Information supplied -
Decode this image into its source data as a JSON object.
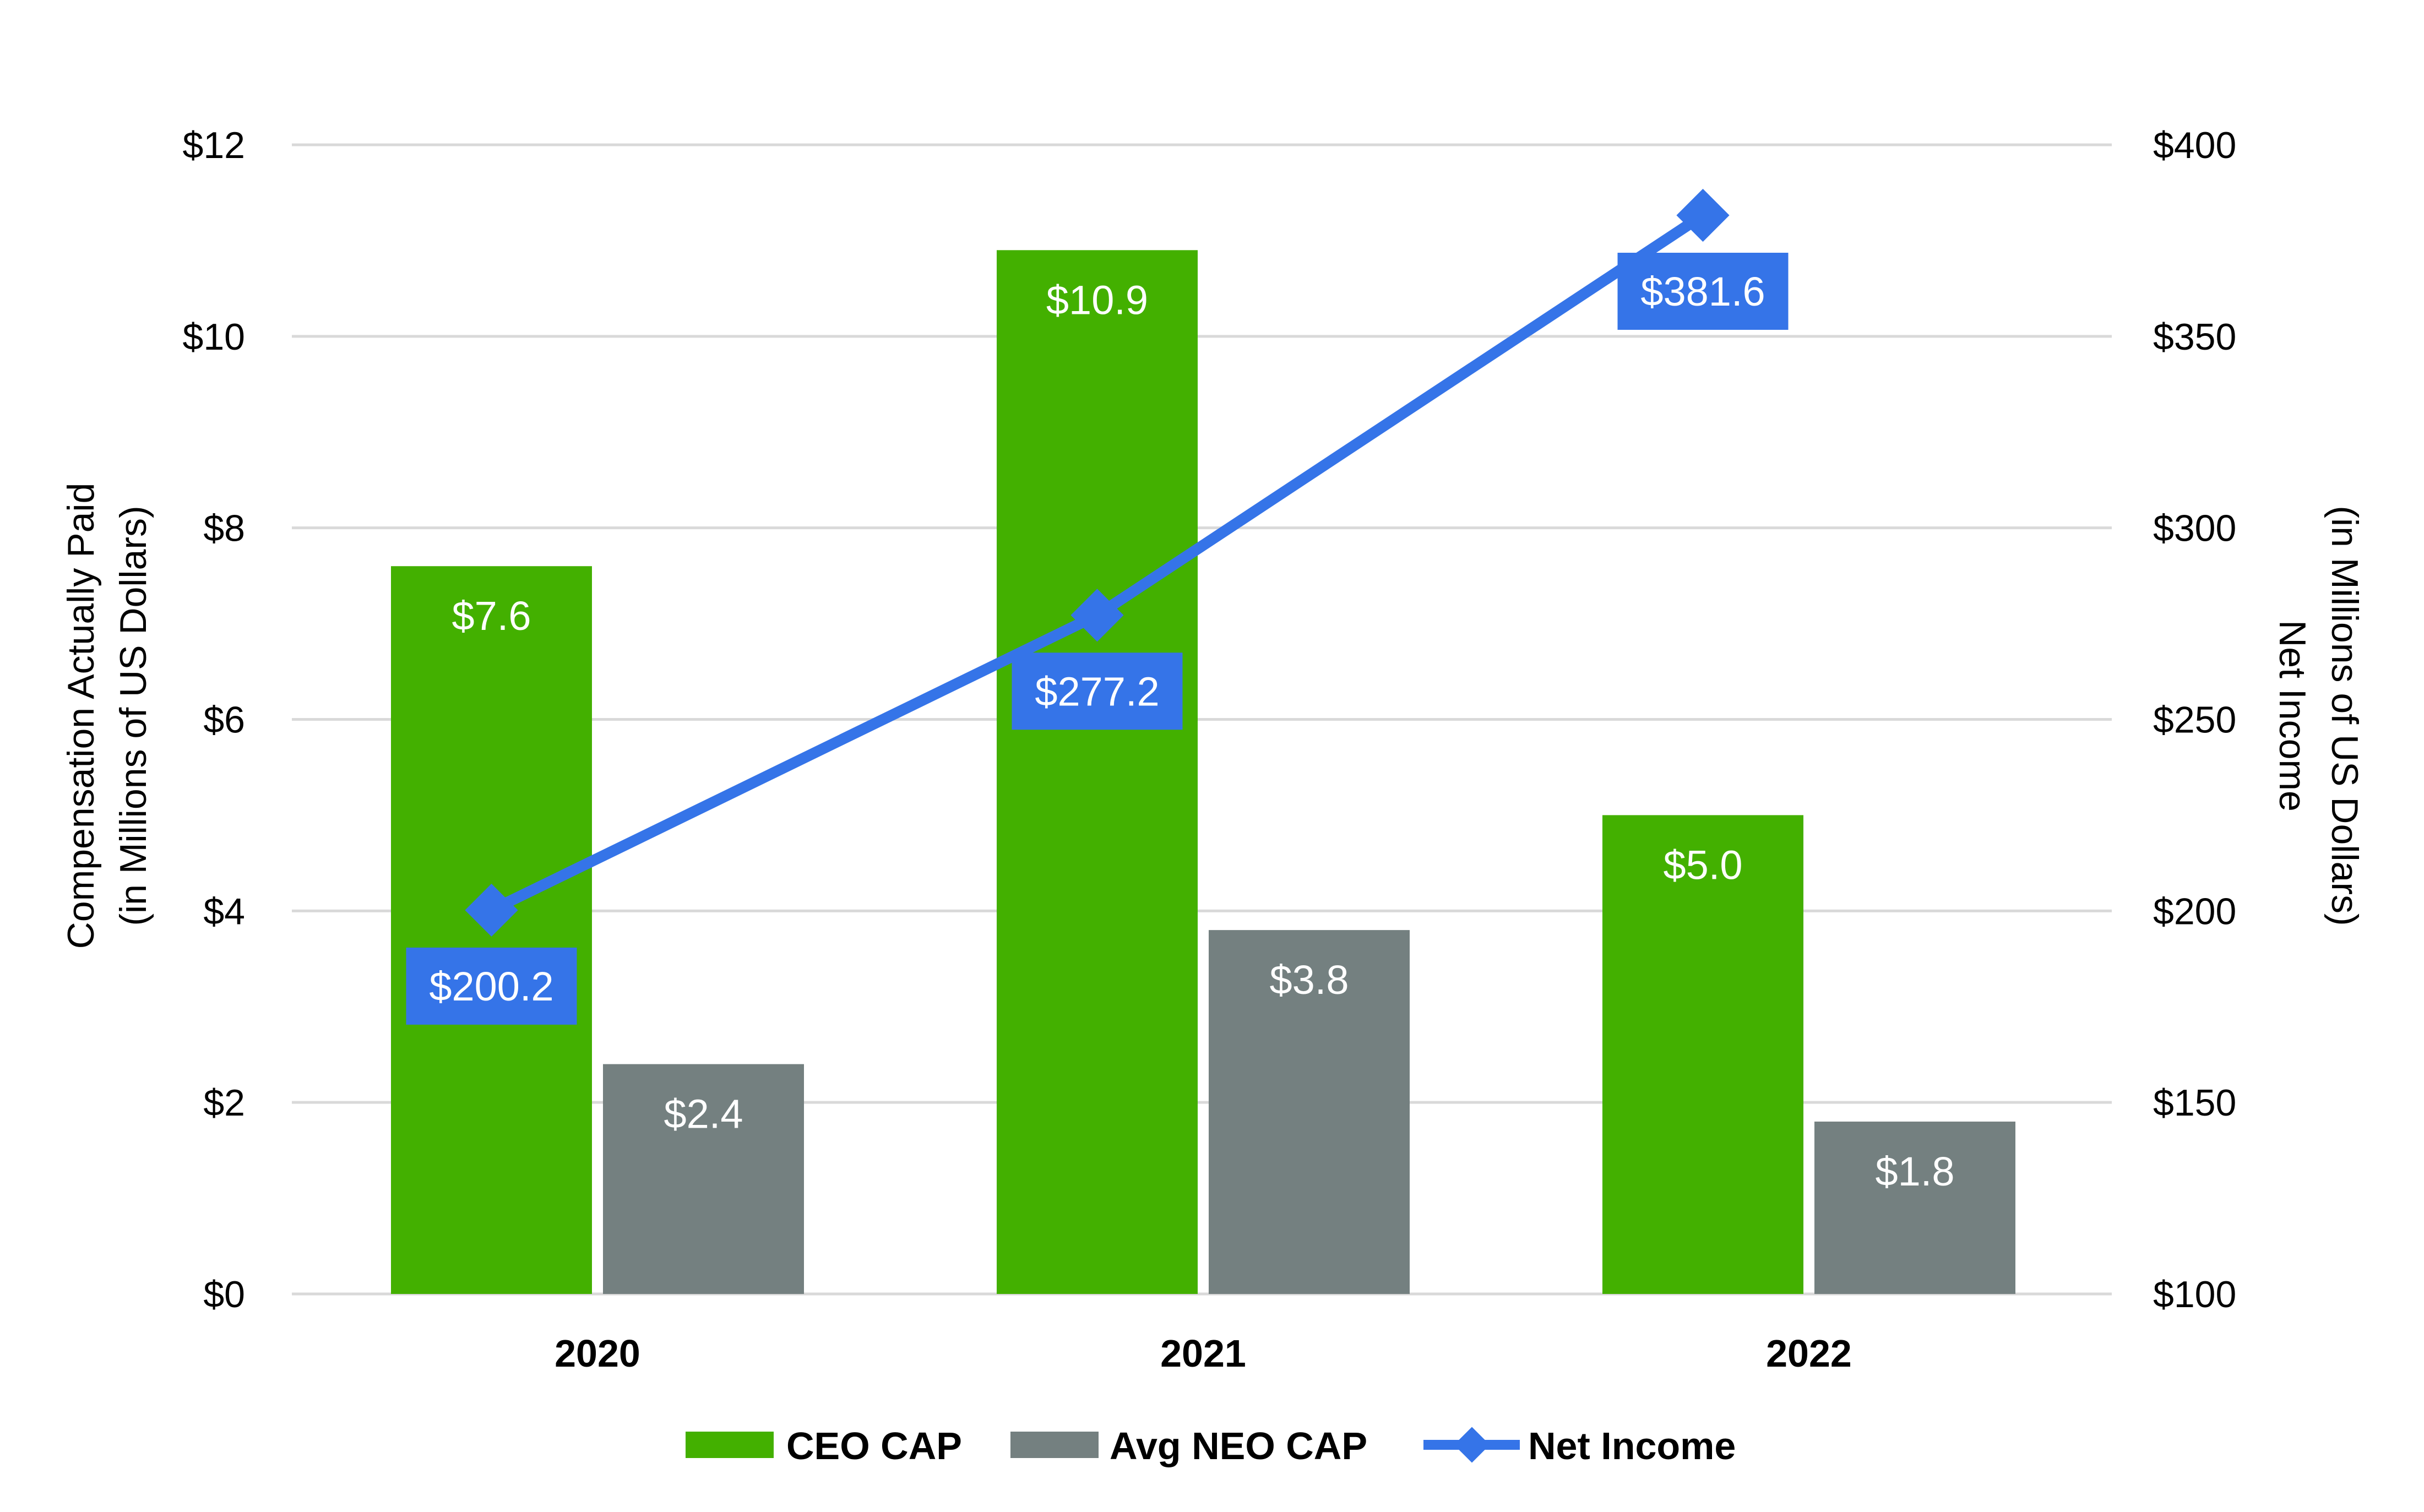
{
  "chart_data": {
    "type": "bar",
    "categories": [
      "2020",
      "2021",
      "2022"
    ],
    "series": [
      {
        "name": "CEO CAP",
        "kind": "bar",
        "axis": "left",
        "color": "#43b000",
        "values": [
          7.6,
          10.9,
          5.0
        ],
        "labels": [
          "$7.6",
          "$10.9",
          "$5.0"
        ]
      },
      {
        "name": "Avg NEO CAP",
        "kind": "bar",
        "axis": "left",
        "color": "#748080",
        "values": [
          2.4,
          3.8,
          1.8
        ],
        "labels": [
          "$2.4",
          "$3.8",
          "$1.8"
        ]
      },
      {
        "name": "Net Income",
        "kind": "line",
        "axis": "right",
        "color": "#3574e8",
        "values": [
          200.2,
          277.2,
          381.6
        ],
        "labels": [
          "$200.2",
          "$277.2",
          "$381.6"
        ]
      }
    ],
    "left_axis": {
      "label_line1": "Compensation Actually Paid",
      "label_line2": "(in Millions of US Dollars)",
      "ylim": [
        0,
        12
      ],
      "ticks": [
        0,
        2,
        4,
        6,
        8,
        10,
        12
      ],
      "tick_labels": [
        "$0",
        "$2",
        "$4",
        "$6",
        "$8",
        "$10",
        "$12"
      ]
    },
    "right_axis": {
      "label_line1": "Net Income",
      "label_line2": "(in Millions of US Dollars)",
      "ylim": [
        100,
        400
      ],
      "ticks": [
        100,
        150,
        200,
        250,
        300,
        350,
        400
      ],
      "tick_labels": [
        "$100",
        "$150",
        "$200",
        "$250",
        "$300",
        "$350",
        "$400"
      ]
    },
    "grid": true,
    "legend_position": "bottom-center",
    "gridline_color": "#d9d9d9"
  }
}
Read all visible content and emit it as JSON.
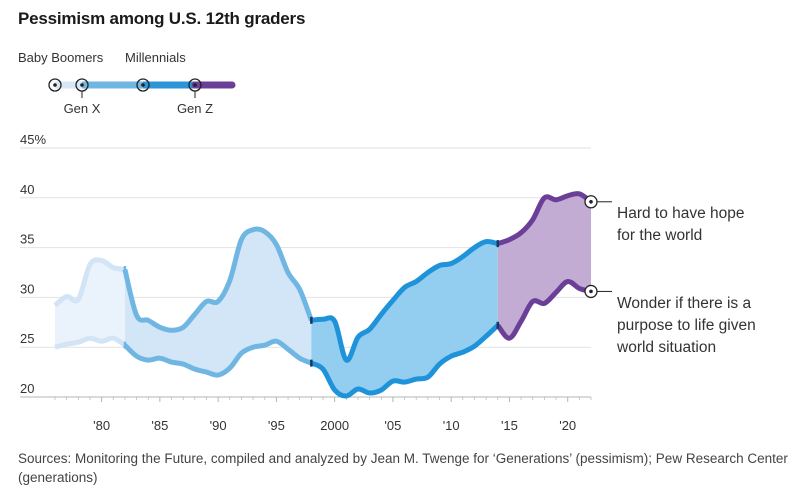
{
  "title": "Pessimism among U.S. 12th graders",
  "legend": {
    "items": [
      {
        "label": "Baby Boomers",
        "color": "#d7e7f6"
      },
      {
        "label": "Gen X",
        "color": "#6fb6e3"
      },
      {
        "label": "Millennials",
        "color": "#2b95d8"
      },
      {
        "label": "Gen Z",
        "color": "#6b3f98"
      }
    ]
  },
  "colors": {
    "boomers_line": "#d2e4f5",
    "boomers_fill": "#eaf2fb",
    "genx_line": "#6fb6e3",
    "genx_fill": "#d3e6f7",
    "millennials_line": "#1f93d9",
    "millennials_fill": "#93cdf0",
    "genz_line": "#6b3f98",
    "genz_fill": "#c3acd3",
    "grid": "#e2e2e2",
    "axis": "#b5b5b5"
  },
  "chart_data": {
    "type": "area",
    "ylim": [
      20,
      45
    ],
    "xlim": [
      1976,
      2022
    ],
    "yticks": [
      "45%",
      "40",
      "35",
      "30",
      "25",
      "20"
    ],
    "xticks": [
      "'80",
      "'85",
      "'90",
      "'95",
      "2000",
      "'05",
      "'10",
      "'15",
      "'20"
    ],
    "grid": true,
    "series": [
      {
        "name": "Hard to have hope for the world",
        "x": [
          1976,
          1977,
          1978,
          1979,
          1980,
          1981,
          1982,
          1983,
          1984,
          1985,
          1986,
          1987,
          1988,
          1989,
          1990,
          1991,
          1992,
          1993,
          1994,
          1995,
          1996,
          1997,
          1998,
          1999,
          2000,
          2001,
          2002,
          2003,
          2004,
          2005,
          2006,
          2007,
          2008,
          2009,
          2010,
          2011,
          2012,
          2013,
          2014,
          2015,
          2016,
          2017,
          2018,
          2019,
          2020,
          2021,
          2022
        ],
        "values": [
          29.2,
          30.1,
          29.8,
          33.3,
          33.7,
          33.0,
          32.8,
          28.2,
          27.7,
          27.0,
          26.7,
          27.0,
          28.3,
          29.6,
          29.6,
          31.7,
          35.8,
          36.8,
          36.6,
          35.3,
          32.5,
          30.8,
          27.7,
          27.8,
          27.6,
          23.7,
          26.0,
          26.8,
          28.3,
          29.7,
          31.0,
          31.6,
          32.5,
          33.2,
          33.4,
          34.1,
          35.0,
          35.6,
          35.4,
          35.8,
          36.5,
          37.8,
          40.0,
          39.8,
          40.2,
          40.4,
          39.6
        ]
      },
      {
        "name": "Wonder if there is a purpose to life given world situation",
        "x": [
          1976,
          1977,
          1978,
          1979,
          1980,
          1981,
          1982,
          1983,
          1984,
          1985,
          1986,
          1987,
          1988,
          1989,
          1990,
          1991,
          1992,
          1993,
          1994,
          1995,
          1996,
          1997,
          1998,
          1999,
          2000,
          2001,
          2002,
          2003,
          2004,
          2005,
          2006,
          2007,
          2008,
          2009,
          2010,
          2011,
          2012,
          2013,
          2014,
          2015,
          2016,
          2017,
          2018,
          2019,
          2020,
          2021,
          2022
        ],
        "values": [
          25.0,
          25.3,
          25.5,
          25.9,
          25.6,
          25.9,
          25.2,
          24.1,
          23.7,
          23.9,
          23.5,
          23.3,
          22.8,
          22.5,
          22.2,
          22.9,
          24.4,
          25.0,
          25.2,
          25.6,
          24.8,
          23.9,
          23.4,
          22.8,
          20.7,
          20.1,
          20.8,
          20.4,
          20.7,
          21.6,
          21.5,
          21.8,
          22.0,
          23.3,
          24.1,
          24.5,
          25.1,
          26.1,
          27.2,
          25.9,
          27.6,
          29.6,
          29.4,
          30.5,
          31.6,
          30.9,
          30.6
        ]
      }
    ],
    "segments": [
      {
        "generation": "Baby Boomers",
        "from": 1976,
        "to": 1982
      },
      {
        "generation": "Gen X",
        "from": 1982,
        "to": 1998
      },
      {
        "generation": "Millennials",
        "from": 1998,
        "to": 2014
      },
      {
        "generation": "Gen Z",
        "from": 2014,
        "to": 2022
      }
    ],
    "annotations": [
      "Hard to have hope for the world",
      "Wonder if there is a purpose to life given world situation"
    ]
  },
  "source": "Sources: Monitoring the Future, compiled and analyzed by Jean M. Twenge for ‘Generations’ (pessimism); Pew Research Center (generations)"
}
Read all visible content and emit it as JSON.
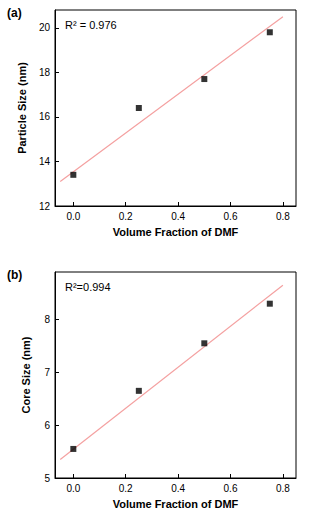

Written exercise - Output every entry word for word, but omit the pictures.

Exercise output -
Decode this image into its source data as a JSON object.
{
  "chart_data": {
    "type": "bar",
    "categories": [
      "2020",
      "2021",
      "2022"
    ],
    "series": [
      {
        "name": "CEO CAP",
        "kind": "bar",
        "axis": "left",
        "color": "#43b000",
        "values": [
          7.6,
          10.9,
          5.0
        ],
        "labels": [
          "$7.6",
          "$10.9",
          "$5.0"
        ]
      },
      {
        "name": "Avg NEO CAP",
        "kind": "bar",
        "axis": "left",
        "color": "#748080",
        "values": [
          2.4,
          3.8,
          1.8
        ],
        "labels": [
          "$2.4",
          "$3.8",
          "$1.8"
        ]
      },
      {
        "name": "Net Income",
        "kind": "line",
        "axis": "right",
        "color": "#3574e8",
        "values": [
          200.2,
          277.2,
          381.6
        ],
        "labels": [
          "$200.2",
          "$277.2",
          "$381.6"
        ]
      }
    ],
    "left_axis": {
      "label_line1": "Compensation Actually Paid",
      "label_line2": "(in Millions of US Dollars)",
      "ylim": [
        0,
        12
      ],
      "ticks": [
        0,
        2,
        4,
        6,
        8,
        10,
        12
      ],
      "tick_labels": [
        "$0",
        "$2",
        "$4",
        "$6",
        "$8",
        "$10",
        "$12"
      ]
    },
    "right_axis": {
      "label_line1": "Net Income",
      "label_line2": "(in Millions of US Dollars)",
      "ylim": [
        100,
        400
      ],
      "ticks": [
        100,
        150,
        200,
        250,
        300,
        350,
        400
      ],
      "tick_labels": [
        "$100",
        "$150",
        "$200",
        "$250",
        "$300",
        "$350",
        "$400"
      ]
    },
    "grid": true,
    "legend_position": "bottom-center",
    "gridline_color": "#d9d9d9"
  }
}
Read all visible content and emit it as JSON.
{
  "title": "Pessimism among U.S. 12th graders",
  "legend": {
    "items": [
      {
        "label": "Baby Boomers",
        "color": "#d7e7f6"
      },
      {
        "label": "Gen X",
        "color": "#6fb6e3"
      },
      {
        "label": "Millennials",
        "color": "#2b95d8"
      },
      {
        "label": "Gen Z",
        "color": "#6b3f98"
      }
    ]
  },
  "colors": {
    "boomers_line": "#d2e4f5",
    "boomers_fill": "#eaf2fb",
    "genx_line": "#6fb6e3",
    "genx_fill": "#d3e6f7",
    "millennials_line": "#1f93d9",
    "millennials_fill": "#93cdf0",
    "genz_line": "#6b3f98",
    "genz_fill": "#c3acd3",
    "grid": "#e2e2e2",
    "axis": "#b5b5b5"
  },
  "chart_data": {
    "type": "area",
    "ylim": [
      20,
      45
    ],
    "xlim": [
      1976,
      2022
    ],
    "yticks": [
      "45%",
      "40",
      "35",
      "30",
      "25",
      "20"
    ],
    "xticks": [
      "'80",
      "'85",
      "'90",
      "'95",
      "2000",
      "'05",
      "'10",
      "'15",
      "'20"
    ],
    "grid": true,
    "series": [
      {
        "name": "Hard to have hope for the world",
        "x": [
          1976,
          1977,
          1978,
          1979,
          1980,
          1981,
          1982,
          1983,
          1984,
          1985,
          1986,
          1987,
          1988,
          1989,
          1990,
          1991,
          1992,
          1993,
          1994,
          1995,
          1996,
          1997,
          1998,
          1999,
          2000,
          2001,
          2002,
          2003,
          2004,
          2005,
          2006,
          2007,
          2008,
          2009,
          2010,
          2011,
          2012,
          2013,
          2014,
          2015,
          2016,
          2017,
          2018,
          2019,
          2020,
          2021,
          2022
        ],
        "values": [
          29.2,
          30.1,
          29.8,
          33.3,
          33.7,
          33.0,
          32.8,
          28.2,
          27.7,
          27.0,
          26.7,
          27.0,
          28.3,
          29.6,
          29.6,
          31.7,
          35.8,
          36.8,
          36.6,
          35.3,
          32.5,
          30.8,
          27.7,
          27.8,
          27.6,
          23.7,
          26.0,
          26.8,
          28.3,
          29.7,
          31.0,
          31.6,
          32.5,
          33.2,
          33.4,
          34.1,
          35.0,
          35.6,
          35.4,
          35.8,
          36.5,
          37.8,
          40.0,
          39.8,
          40.2,
          40.4,
          39.6
        ]
      },
      {
        "name": "Wonder if there is a purpose to life given world situation",
        "x": [
          1976,
          1977,
          1978,
          1979,
          1980,
          1981,
          1982,
          1983,
          1984,
          1985,
          1986,
          1987,
          1988,
          1989,
          1990,
          1991,
          1992,
          1993,
          1994,
          1995,
          1996,
          1997,
          1998,
          1999,
          2000,
          2001,
          2002,
          2003,
          2004,
          2005,
          2006,
          2007,
          2008,
          2009,
          2010,
          2011,
          2012,
          2013,
          2014,
          2015,
          2016,
          2017,
          2018,
          2019,
          2020,
          2021,
          2022
        ],
        "values": [
          25.0,
          25.3,
          25.5,
          25.9,
          25.6,
          25.9,
          25.2,
          24.1,
          23.7,
          23.9,
          23.5,
          23.3,
          22.8,
          22.5,
          22.2,
          22.9,
          24.4,
          25.0,
          25.2,
          25.6,
          24.8,
          23.9,
          23.4,
          22.8,
          20.7,
          20.1,
          20.8,
          20.4,
          20.7,
          21.6,
          21.5,
          21.8,
          22.0,
          23.3,
          24.1,
          24.5,
          25.1,
          26.1,
          27.2,
          25.9,
          27.6,
          29.6,
          29.4,
          30.5,
          31.6,
          30.9,
          30.6
        ]
      }
    ],
    "segments": [
      {
        "generation": "Baby Boomers",
        "from": 1976,
        "to": 1982
      },
      {
        "generation": "Gen X",
        "from": 1982,
        "to": 1998
      },
      {
        "generation": "Millennials",
        "from": 1998,
        "to": 2014
      },
      {
        "generation": "Gen Z",
        "from": 2014,
        "to": 2022
      }
    ],
    "annotations": [
      "Hard to have hope for the world",
      "Wonder if there is a purpose to life given world situation"
    ]
  },
  "source": "Sources: Monitoring the Future, compiled and analyzed by Jean M. Twenge for ‘Generations’ (pessimism); Pew Research Center (generations)"
}
Read all visible content and emit it as JSON.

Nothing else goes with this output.